Your task
Filter out everything except lines holding "Gauge".

Supplied data
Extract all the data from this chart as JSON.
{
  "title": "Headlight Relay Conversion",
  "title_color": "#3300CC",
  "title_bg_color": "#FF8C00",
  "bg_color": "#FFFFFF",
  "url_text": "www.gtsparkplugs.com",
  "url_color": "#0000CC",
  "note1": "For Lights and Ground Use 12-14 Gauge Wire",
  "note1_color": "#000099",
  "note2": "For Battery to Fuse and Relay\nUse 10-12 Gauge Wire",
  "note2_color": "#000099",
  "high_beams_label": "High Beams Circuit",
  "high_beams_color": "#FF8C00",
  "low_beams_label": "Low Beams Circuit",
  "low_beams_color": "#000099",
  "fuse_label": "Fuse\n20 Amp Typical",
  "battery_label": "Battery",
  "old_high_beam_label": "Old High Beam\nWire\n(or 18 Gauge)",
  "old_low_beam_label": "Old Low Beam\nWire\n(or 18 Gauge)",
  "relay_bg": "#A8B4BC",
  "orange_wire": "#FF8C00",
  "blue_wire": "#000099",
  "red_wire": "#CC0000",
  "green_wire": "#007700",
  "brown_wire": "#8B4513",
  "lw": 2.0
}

Expected output
  "note1": "For Lights and Ground Use 12-14 Gauge Wire",
  "note2": "For Battery to Fuse and Relay\nUse 10-12 Gauge Wire",
  "old_high_beam_label": "Old High Beam\nWire\n(or 18 Gauge)",
  "old_low_beam_label": "Old Low Beam\nWire\n(or 18 Gauge)",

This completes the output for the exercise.